RECORD SET:
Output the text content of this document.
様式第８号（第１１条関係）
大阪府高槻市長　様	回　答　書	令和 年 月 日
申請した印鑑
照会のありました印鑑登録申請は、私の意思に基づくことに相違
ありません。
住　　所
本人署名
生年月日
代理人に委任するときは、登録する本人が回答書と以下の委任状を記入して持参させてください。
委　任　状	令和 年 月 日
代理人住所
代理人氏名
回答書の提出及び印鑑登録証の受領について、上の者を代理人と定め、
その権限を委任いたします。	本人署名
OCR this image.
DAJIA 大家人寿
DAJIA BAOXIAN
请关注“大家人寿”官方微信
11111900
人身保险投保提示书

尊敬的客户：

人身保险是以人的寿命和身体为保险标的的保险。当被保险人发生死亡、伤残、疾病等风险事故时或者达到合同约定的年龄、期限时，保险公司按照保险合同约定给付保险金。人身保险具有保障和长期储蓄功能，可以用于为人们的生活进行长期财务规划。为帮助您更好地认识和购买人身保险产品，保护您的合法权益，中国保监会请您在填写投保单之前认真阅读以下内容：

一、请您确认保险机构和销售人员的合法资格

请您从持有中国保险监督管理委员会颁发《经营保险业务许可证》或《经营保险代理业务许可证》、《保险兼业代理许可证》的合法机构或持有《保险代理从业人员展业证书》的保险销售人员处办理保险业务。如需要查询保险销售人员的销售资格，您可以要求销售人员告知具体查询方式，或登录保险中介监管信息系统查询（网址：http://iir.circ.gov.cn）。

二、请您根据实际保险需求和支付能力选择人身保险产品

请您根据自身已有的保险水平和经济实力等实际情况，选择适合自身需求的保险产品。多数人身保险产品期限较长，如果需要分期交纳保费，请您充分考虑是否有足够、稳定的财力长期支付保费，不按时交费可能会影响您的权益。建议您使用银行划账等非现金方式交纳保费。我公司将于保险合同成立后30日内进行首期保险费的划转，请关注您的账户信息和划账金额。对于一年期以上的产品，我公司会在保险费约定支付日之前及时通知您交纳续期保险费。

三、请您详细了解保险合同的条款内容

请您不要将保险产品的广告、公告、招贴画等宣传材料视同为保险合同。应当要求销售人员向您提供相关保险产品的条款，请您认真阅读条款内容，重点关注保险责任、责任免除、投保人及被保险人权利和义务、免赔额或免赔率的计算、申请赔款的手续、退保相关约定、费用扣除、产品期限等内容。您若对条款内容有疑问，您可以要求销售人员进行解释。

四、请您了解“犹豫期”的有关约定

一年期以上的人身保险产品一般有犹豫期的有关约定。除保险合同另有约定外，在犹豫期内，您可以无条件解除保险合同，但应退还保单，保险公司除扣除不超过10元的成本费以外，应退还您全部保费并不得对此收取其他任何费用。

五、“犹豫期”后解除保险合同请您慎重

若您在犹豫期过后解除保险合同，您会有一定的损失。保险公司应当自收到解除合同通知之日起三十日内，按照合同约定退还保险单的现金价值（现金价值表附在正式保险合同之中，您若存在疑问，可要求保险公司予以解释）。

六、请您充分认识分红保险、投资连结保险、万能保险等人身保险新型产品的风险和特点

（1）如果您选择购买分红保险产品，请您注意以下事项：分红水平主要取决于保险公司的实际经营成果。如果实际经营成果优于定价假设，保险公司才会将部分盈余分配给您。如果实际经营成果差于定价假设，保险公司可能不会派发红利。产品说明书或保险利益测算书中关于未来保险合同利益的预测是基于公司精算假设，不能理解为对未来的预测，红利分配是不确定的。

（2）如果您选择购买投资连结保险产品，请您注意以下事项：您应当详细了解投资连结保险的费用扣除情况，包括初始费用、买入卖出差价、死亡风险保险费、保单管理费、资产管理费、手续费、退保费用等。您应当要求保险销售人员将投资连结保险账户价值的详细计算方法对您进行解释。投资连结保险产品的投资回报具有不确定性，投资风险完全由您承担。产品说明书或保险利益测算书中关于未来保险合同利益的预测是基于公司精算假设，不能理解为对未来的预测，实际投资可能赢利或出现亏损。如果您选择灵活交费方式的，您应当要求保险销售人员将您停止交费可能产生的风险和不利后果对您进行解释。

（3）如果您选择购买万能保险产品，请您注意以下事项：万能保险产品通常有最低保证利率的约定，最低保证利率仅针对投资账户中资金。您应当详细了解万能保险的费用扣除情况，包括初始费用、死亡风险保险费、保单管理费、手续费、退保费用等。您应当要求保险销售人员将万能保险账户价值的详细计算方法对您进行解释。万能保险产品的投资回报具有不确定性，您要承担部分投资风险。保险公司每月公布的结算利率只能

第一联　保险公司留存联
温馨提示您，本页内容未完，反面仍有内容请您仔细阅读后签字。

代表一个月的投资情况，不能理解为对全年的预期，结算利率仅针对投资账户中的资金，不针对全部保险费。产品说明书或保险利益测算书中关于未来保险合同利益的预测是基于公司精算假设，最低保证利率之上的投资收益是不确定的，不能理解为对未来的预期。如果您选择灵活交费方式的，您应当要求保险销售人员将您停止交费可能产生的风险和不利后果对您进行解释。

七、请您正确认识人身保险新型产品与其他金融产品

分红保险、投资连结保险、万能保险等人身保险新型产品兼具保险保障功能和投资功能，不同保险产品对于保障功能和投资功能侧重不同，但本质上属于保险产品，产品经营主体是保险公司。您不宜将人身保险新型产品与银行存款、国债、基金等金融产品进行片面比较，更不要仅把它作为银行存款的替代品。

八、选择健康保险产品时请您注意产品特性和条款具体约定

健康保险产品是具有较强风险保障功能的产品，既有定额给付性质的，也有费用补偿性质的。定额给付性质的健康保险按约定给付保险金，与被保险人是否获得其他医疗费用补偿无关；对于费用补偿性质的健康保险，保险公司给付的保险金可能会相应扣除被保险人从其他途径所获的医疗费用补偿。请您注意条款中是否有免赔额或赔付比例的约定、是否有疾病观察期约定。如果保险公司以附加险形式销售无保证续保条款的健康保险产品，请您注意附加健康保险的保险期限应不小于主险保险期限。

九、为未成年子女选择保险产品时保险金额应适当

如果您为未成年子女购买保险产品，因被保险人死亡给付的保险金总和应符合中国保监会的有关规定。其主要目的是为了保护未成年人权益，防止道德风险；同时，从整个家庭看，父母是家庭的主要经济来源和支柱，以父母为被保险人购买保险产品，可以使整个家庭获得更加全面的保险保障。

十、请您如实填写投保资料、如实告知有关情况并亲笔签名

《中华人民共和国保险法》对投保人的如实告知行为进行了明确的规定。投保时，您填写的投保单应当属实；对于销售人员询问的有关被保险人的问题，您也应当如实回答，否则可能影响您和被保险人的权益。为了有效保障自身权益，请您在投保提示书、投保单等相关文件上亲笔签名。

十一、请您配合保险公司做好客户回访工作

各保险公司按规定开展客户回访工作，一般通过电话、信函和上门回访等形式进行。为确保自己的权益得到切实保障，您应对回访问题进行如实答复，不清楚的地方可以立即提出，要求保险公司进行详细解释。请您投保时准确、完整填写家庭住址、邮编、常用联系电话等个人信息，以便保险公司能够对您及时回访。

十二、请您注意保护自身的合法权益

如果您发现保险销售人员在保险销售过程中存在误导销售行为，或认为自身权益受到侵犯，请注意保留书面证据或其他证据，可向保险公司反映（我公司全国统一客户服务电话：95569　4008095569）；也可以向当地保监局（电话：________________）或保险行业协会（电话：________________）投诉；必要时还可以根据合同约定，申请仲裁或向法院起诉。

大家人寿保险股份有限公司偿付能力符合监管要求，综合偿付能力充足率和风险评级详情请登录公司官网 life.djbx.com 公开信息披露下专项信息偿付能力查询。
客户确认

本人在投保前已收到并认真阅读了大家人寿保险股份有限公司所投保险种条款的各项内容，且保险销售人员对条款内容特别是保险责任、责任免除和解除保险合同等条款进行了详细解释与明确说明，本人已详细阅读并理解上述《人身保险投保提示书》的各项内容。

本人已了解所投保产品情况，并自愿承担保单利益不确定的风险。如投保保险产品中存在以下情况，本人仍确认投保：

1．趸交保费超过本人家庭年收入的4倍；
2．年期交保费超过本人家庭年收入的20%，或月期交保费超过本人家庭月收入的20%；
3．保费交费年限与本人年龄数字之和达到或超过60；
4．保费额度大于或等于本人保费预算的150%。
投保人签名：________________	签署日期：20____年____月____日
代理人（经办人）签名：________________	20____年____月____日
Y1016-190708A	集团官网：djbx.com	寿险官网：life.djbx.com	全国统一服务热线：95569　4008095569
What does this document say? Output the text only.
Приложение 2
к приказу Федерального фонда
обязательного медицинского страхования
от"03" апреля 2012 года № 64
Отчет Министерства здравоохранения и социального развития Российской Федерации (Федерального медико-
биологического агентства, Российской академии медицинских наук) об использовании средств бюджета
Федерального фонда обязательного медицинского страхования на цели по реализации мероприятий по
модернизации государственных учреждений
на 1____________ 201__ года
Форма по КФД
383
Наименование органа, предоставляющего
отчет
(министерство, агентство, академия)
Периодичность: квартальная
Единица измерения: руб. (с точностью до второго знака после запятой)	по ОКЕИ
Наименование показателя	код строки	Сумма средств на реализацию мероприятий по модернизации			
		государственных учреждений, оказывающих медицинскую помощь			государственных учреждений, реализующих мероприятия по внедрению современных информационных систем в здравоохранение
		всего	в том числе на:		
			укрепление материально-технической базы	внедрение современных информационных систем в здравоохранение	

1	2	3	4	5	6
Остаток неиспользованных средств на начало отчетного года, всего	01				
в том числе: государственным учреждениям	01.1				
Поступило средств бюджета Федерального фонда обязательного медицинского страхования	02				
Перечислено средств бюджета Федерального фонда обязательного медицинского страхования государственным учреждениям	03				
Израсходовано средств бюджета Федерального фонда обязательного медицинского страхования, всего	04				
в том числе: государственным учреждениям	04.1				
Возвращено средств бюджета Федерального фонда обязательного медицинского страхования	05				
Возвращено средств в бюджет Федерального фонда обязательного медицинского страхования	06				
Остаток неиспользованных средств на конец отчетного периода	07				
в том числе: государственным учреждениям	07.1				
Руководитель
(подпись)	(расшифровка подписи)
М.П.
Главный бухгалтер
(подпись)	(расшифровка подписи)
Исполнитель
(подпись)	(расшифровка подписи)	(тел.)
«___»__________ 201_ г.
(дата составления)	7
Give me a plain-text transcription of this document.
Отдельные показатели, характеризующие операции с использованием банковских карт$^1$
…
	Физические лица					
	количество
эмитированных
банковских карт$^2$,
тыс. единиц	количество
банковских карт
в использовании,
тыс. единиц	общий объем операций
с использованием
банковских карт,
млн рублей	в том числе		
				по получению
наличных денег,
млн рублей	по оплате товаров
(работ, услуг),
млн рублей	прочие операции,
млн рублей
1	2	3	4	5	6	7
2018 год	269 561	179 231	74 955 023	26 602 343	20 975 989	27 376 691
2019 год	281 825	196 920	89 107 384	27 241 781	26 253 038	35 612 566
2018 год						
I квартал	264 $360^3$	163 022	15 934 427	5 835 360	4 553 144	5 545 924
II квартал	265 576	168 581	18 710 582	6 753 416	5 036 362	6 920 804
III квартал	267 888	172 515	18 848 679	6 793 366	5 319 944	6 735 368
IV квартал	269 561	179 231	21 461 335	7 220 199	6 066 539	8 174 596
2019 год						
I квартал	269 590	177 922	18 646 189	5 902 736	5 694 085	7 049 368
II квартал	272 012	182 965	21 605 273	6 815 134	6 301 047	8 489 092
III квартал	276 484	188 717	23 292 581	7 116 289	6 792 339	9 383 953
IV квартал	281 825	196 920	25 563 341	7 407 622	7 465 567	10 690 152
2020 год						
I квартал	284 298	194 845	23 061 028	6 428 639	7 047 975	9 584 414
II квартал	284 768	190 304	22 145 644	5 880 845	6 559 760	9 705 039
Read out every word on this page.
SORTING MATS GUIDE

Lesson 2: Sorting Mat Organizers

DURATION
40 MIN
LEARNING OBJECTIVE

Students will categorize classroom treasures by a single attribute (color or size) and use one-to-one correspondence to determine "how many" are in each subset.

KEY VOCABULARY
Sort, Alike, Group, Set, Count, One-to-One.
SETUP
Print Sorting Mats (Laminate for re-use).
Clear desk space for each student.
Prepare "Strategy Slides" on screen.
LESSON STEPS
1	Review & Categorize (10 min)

PROBLEM TO SOLVE:
Write out again, unchanged, every line from the line containing "Give me a plain-text" to the final line of the material above.

FINISHED EXERCISE:
Give me a plain-text transcription of this document.
Отдельные показатели, характеризующие операции с использованием банковских карт$^1$
…
	Физические лица					
	количество
эмитированных
банковских карт$^2$,
тыс. единиц	количество
банковских карт
в использовании,
тыс. единиц	общий объем операций
с использованием
банковских карт,
млн рублей	в том числе		
				по получению
наличных денег,
млн рублей	по оплате товаров
(работ, услуг),
млн рублей	прочие операции,
млн рублей
1	2	3	4	5	6	7
2018 год	269 561	179 231	74 955 023	26 602 343	20 975 989	27 376 691
2019 год	281 825	196 920	89 107 384	27 241 781	26 253 038	35 612 566
2018 год						
I квартал	264 $360^3$	163 022	15 934 427	5 835 360	4 553 144	5 545 924
II квартал	265 576	168 581	18 710 582	6 753 416	5 036 362	6 920 804
III квартал	267 888	172 515	18 848 679	6 793 366	5 319 944	6 735 368
IV квартал	269 561	179 231	21 461 335	7 220 199	6 066 539	8 174 596
2019 год						
I квартал	269 590	177 922	18 646 189	5 902 736	5 694 085	7 049 368
II квартал	272 012	182 965	21 605 273	6 815 134	6 301 047	8 489 092
III квартал	276 484	188 717	23 292 581	7 116 289	6 792 339	9 383 953
IV квартал	281 825	196 920	25 563 341	7 407 622	7 465 567	10 690 152
2020 год						
I квартал	284 298	194 845	23 061 028	6 428 639	7 047 975	9 584 414
II квартал	284 768	190 304	22 145 644	5 880 845	6 559 760	9 705 039
Read out every word on this page.
SORTING MATS GUIDE

Lesson 2: Sorting Mat Organizers

DURATION
40 MIN
LEARNING OBJECTIVE

Students will categorize classroom treasures by a single attribute (color or size) and use one-to-one correspondence to determine "how many" are in each subset.

KEY VOCABULARY
Sort, Alike, Group, Set, Count, One-to-One.
SETUP
Print Sorting Mats (Laminate for re-use).
Clear desk space for each student.
Prepare "Strategy Slides" on screen.
LESSON STEPS
1	Review & Categorize (10 min)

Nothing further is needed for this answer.